**MATERIAL:**
----

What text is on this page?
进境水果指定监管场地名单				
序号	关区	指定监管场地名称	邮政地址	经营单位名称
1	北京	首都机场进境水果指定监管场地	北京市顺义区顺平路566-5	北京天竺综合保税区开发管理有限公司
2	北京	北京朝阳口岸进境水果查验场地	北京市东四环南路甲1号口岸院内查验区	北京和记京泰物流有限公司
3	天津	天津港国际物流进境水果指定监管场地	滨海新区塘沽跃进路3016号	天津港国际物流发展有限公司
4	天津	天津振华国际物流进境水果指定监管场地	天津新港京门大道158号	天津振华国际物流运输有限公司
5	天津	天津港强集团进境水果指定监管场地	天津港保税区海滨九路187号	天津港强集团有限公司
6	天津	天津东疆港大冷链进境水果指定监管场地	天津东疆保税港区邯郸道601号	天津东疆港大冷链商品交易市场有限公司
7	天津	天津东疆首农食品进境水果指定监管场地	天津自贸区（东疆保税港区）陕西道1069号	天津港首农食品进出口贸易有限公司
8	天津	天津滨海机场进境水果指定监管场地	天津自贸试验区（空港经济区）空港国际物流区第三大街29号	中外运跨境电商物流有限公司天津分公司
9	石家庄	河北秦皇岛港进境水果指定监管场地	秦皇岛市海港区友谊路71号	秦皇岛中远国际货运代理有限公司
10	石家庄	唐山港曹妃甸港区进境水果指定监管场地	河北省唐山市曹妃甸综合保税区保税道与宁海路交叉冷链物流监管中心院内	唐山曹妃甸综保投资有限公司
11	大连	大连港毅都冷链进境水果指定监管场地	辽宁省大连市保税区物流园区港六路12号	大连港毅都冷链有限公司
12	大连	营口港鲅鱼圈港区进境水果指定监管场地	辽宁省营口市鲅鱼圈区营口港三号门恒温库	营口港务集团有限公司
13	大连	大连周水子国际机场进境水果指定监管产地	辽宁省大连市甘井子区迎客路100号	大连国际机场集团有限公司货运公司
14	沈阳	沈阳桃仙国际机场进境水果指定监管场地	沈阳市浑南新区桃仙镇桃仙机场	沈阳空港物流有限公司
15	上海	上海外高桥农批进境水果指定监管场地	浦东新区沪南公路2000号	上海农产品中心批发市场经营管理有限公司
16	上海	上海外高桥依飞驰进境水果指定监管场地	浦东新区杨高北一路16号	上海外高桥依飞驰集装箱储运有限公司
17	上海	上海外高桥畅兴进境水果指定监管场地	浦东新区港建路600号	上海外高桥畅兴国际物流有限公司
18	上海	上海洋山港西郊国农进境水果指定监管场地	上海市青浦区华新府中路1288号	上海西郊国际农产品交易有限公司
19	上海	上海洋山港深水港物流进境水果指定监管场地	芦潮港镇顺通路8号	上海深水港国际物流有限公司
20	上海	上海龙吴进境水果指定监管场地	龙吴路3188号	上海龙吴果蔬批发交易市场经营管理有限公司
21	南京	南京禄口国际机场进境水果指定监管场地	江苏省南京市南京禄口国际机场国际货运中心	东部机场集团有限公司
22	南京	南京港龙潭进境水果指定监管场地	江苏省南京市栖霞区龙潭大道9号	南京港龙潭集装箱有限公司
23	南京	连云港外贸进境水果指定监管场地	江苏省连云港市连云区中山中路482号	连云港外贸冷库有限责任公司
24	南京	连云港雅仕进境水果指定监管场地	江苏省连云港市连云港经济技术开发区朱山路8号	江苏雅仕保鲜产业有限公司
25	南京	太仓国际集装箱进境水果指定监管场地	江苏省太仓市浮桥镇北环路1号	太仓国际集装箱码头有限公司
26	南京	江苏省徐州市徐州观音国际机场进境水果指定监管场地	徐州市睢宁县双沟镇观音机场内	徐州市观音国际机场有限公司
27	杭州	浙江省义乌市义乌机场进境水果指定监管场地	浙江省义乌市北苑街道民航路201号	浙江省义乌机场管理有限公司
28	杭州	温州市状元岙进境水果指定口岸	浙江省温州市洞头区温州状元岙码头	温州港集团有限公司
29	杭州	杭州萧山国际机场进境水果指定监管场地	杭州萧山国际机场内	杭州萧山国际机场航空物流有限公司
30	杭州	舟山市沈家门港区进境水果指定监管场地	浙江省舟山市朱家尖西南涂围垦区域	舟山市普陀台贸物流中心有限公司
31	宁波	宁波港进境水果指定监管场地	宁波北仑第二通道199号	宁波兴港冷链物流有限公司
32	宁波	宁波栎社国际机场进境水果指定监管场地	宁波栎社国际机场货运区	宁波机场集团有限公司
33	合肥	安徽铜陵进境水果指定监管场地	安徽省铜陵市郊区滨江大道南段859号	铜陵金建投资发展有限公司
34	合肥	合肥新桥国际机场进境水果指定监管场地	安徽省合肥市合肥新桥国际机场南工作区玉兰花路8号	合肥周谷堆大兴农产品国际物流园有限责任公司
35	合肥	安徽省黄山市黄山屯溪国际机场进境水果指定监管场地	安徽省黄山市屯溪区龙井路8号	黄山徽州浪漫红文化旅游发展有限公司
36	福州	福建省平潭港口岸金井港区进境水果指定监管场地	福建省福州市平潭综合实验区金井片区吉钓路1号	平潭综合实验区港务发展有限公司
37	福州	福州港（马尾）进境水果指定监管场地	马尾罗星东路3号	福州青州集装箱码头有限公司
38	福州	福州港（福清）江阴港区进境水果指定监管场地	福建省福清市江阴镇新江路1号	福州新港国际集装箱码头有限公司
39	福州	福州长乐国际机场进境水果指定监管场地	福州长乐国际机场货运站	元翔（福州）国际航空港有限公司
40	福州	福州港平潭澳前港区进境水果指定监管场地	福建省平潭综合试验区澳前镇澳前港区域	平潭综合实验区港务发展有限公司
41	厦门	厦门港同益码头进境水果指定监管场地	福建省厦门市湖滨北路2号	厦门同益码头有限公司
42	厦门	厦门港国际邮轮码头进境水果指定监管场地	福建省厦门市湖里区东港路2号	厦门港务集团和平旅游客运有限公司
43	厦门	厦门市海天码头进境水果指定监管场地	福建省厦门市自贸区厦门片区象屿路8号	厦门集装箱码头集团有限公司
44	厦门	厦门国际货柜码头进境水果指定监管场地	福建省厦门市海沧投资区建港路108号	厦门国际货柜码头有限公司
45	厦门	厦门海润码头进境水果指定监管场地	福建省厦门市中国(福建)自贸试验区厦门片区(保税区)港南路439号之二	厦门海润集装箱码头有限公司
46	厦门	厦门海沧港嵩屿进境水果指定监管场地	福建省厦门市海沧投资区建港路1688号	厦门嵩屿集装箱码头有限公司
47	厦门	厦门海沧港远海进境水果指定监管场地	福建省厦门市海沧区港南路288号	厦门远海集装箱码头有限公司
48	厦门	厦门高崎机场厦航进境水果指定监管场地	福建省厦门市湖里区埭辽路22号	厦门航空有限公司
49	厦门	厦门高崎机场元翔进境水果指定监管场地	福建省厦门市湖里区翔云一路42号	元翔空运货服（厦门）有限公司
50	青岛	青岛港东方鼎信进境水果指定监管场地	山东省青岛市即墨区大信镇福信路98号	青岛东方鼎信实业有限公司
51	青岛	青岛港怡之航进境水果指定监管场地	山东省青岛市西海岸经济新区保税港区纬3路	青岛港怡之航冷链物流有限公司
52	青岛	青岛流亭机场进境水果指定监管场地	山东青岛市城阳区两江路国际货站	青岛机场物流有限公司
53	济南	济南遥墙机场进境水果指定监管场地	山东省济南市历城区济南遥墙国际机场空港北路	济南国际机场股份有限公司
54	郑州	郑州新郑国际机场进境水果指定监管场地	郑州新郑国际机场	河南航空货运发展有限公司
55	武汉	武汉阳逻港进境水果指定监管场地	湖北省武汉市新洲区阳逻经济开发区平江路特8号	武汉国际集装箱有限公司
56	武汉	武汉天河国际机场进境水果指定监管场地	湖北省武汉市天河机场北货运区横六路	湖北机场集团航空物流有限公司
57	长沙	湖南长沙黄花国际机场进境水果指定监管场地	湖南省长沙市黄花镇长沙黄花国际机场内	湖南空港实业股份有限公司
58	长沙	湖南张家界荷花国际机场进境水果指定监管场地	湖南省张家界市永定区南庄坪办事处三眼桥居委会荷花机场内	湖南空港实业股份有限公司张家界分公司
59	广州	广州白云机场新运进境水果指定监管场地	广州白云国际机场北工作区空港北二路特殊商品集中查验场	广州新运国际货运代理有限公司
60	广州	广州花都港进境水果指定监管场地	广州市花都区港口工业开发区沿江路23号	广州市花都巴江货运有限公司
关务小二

----

**WORK TO BE COMPLETED:** From the records, copy every line that has the string "平潭综合实验区港务发展有限公司" in it.

**SOLUTION:**
36	福州	福建省平潭港口岸金井港区进境水果指定监管场地	福建省福州市平潭综合实验区金井片区吉钓路1号	平潭综合实验区港务发展有限公司
40	福州	福州港平潭澳前港区进境水果指定监管场地	福建省平潭综合试验区澳前镇澳前港区域	平潭综合实验区港务发展有限公司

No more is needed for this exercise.